## begin Data provided

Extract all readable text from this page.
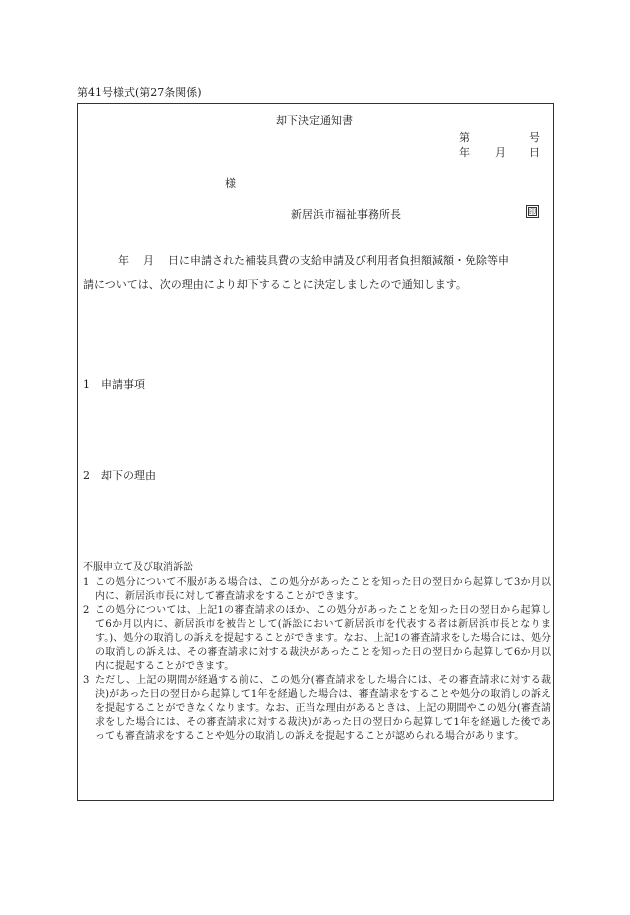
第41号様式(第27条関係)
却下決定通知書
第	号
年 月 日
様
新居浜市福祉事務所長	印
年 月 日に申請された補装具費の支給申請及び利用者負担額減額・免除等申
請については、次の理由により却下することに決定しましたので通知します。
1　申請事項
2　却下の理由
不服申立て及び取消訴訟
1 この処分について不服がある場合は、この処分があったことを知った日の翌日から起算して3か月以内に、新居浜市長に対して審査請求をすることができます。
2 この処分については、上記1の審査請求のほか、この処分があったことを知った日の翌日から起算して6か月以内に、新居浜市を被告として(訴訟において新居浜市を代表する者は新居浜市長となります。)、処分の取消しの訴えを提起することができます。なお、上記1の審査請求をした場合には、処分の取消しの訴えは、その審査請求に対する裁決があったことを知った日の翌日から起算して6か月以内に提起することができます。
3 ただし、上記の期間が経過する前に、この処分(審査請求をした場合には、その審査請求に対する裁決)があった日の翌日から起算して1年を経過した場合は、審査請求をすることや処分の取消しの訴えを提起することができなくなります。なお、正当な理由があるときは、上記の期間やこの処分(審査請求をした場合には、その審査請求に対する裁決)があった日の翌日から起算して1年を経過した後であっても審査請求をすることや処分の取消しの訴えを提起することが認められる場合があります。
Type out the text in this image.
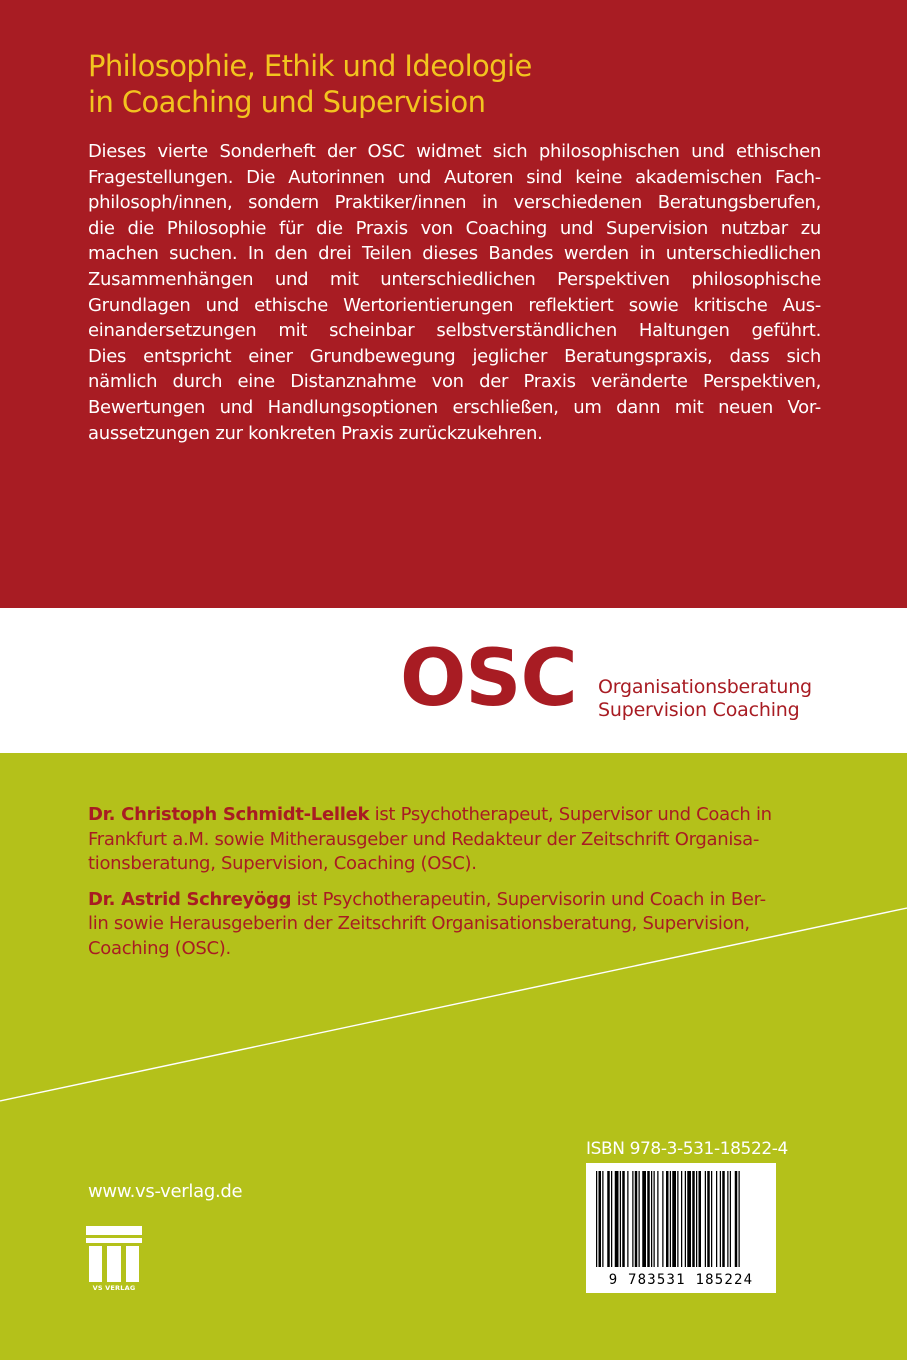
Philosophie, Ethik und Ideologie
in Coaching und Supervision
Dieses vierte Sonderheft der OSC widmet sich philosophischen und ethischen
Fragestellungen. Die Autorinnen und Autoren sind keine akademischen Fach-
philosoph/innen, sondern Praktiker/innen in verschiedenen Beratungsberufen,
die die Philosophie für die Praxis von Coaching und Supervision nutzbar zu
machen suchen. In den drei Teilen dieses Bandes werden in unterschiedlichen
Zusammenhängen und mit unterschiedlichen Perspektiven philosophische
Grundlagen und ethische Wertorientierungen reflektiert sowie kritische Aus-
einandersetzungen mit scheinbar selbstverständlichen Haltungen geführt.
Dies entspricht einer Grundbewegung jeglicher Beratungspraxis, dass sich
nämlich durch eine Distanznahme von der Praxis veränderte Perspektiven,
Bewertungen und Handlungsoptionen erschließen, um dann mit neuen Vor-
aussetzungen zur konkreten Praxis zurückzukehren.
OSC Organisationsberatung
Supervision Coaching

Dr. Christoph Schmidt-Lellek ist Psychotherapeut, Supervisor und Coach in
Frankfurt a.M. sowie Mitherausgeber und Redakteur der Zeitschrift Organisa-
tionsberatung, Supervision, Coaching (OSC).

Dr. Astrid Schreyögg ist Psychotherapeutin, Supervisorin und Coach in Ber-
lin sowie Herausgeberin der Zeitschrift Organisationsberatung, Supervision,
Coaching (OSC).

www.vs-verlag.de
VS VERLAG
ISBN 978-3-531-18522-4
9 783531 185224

## end Data provided

The problem: Return each line exactly as written. Any picture gets left out.

Written solution:
Extract all readable text from this page.
第41号様式(第27条関係)
却下決定通知書
第	号
年 月 日
様
新居浜市福祉事務所長	印
年 月 日に申請された補装具費の支給申請及び利用者負担額減額・免除等申
請については、次の理由により却下することに決定しましたので通知します。
1　申請事項
2　却下の理由
不服申立て及び取消訴訟
1 この処分について不服がある場合は、この処分があったことを知った日の翌日から起算して3か月以内に、新居浜市長に対して審査請求をすることができます。
2 この処分については、上記1の審査請求のほか、この処分があったことを知った日の翌日から起算して6か月以内に、新居浜市を被告として(訴訟において新居浜市を代表する者は新居浜市長となります。)、処分の取消しの訴えを提起することができます。なお、上記1の審査請求をした場合には、処分の取消しの訴えは、その審査請求に対する裁決があったことを知った日の翌日から起算して6か月以内に提起することができます。
3 ただし、上記の期間が経過する前に、この処分(審査請求をした場合には、その審査請求に対する裁決)があった日の翌日から起算して1年を経過した場合は、審査請求をすることや処分の取消しの訴えを提起することができなくなります。なお、正当な理由があるときは、上記の期間やこの処分(審査請求をした場合には、その審査請求に対する裁決)があった日の翌日から起算して1年を経過した後であっても審査請求をすることや処分の取消しの訴えを提起することが認められる場合があります。
Type out the text in this image.
Philosophie, Ethik und Ideologie
in Coaching und Supervision
Dieses vierte Sonderheft der OSC widmet sich philosophischen und ethischen
Fragestellungen. Die Autorinnen und Autoren sind keine akademischen Fach-
philosoph/innen, sondern Praktiker/innen in verschiedenen Beratungsberufen,
die die Philosophie für die Praxis von Coaching und Supervision nutzbar zu
machen suchen. In den drei Teilen dieses Bandes werden in unterschiedlichen
Zusammenhängen und mit unterschiedlichen Perspektiven philosophische
Grundlagen und ethische Wertorientierungen reflektiert sowie kritische Aus-
einandersetzungen mit scheinbar selbstverständlichen Haltungen geführt.
Dies entspricht einer Grundbewegung jeglicher Beratungspraxis, dass sich
nämlich durch eine Distanznahme von der Praxis veränderte Perspektiven,
Bewertungen und Handlungsoptionen erschließen, um dann mit neuen Vor-
aussetzungen zur konkreten Praxis zurückzukehren.
OSC Organisationsberatung
Supervision Coaching

Dr. Christoph Schmidt-Lellek ist Psychotherapeut, Supervisor und Coach in
Frankfurt a.M. sowie Mitherausgeber und Redakteur der Zeitschrift Organisa-
tionsberatung, Supervision, Coaching (OSC).

Dr. Astrid Schreyögg ist Psychotherapeutin, Supervisorin und Coach in Ber-
lin sowie Herausgeberin der Zeitschrift Organisationsberatung, Supervision,
Coaching (OSC).

www.vs-verlag.de
VS VERLAG
ISBN 978-3-531-18522-4
9 783531 185224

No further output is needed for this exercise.